### Rows

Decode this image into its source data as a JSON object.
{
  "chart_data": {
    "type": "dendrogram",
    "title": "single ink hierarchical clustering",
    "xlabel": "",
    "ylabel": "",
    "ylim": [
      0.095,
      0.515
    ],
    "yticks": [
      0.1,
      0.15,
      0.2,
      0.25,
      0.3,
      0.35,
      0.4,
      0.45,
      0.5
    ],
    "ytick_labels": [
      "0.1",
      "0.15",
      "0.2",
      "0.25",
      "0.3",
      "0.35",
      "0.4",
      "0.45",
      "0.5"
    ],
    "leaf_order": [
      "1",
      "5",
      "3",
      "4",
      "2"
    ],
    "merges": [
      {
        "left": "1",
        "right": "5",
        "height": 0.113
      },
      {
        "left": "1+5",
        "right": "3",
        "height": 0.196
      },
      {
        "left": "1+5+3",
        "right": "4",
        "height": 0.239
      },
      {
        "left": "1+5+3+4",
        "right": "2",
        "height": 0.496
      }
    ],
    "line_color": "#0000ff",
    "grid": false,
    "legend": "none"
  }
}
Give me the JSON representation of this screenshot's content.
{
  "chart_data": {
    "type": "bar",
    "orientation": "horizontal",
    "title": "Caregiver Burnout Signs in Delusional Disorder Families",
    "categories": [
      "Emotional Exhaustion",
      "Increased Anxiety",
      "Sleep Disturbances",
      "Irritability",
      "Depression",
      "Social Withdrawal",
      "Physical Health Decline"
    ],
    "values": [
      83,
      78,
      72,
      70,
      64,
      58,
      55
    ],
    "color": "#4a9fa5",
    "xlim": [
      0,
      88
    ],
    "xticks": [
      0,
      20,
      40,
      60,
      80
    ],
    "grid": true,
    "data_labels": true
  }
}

### Task details
Count how many lines in the data contain the word "height", giving the number without comment.

### Reply to the exercise
4